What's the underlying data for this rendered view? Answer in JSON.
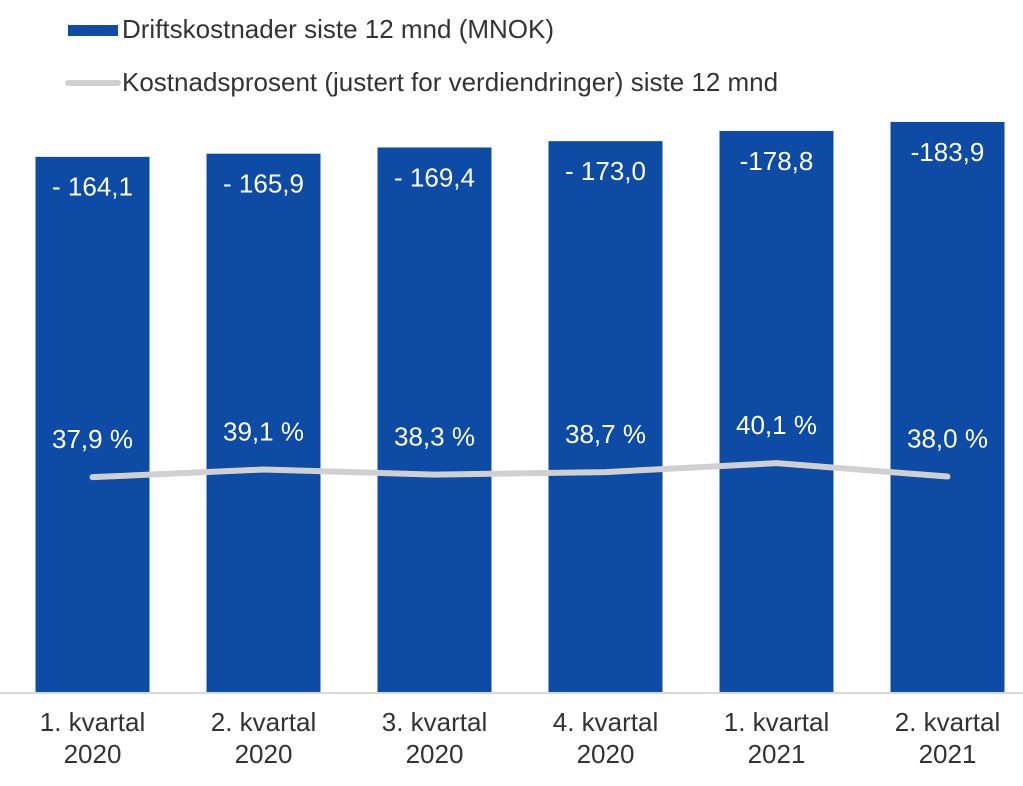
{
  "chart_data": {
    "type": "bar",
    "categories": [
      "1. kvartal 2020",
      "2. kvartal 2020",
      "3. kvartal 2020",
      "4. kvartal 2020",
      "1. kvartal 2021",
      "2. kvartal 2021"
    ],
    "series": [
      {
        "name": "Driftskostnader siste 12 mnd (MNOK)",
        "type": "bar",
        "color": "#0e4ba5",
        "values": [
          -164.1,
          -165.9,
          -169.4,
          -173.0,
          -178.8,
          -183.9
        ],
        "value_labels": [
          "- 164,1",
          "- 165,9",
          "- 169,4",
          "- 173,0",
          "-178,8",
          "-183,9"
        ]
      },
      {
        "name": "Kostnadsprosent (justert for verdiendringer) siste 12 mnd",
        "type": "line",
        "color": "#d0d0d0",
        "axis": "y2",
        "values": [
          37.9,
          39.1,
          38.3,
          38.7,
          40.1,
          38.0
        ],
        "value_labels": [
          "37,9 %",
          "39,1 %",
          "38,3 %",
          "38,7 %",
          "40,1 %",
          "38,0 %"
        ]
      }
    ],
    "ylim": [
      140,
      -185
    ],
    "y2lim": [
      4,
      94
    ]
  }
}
◆ ◆ ◆ ◆
**REQUIREMENT:** Copy whichever lines in the listing above contain the word "siste".

**RESULT OF THE TASK:**
        "name": "Driftskostnader siste 12 mnd (MNOK)",
        "name": "Kostnadsprosent (justert for verdiendringer) siste 12 mnd",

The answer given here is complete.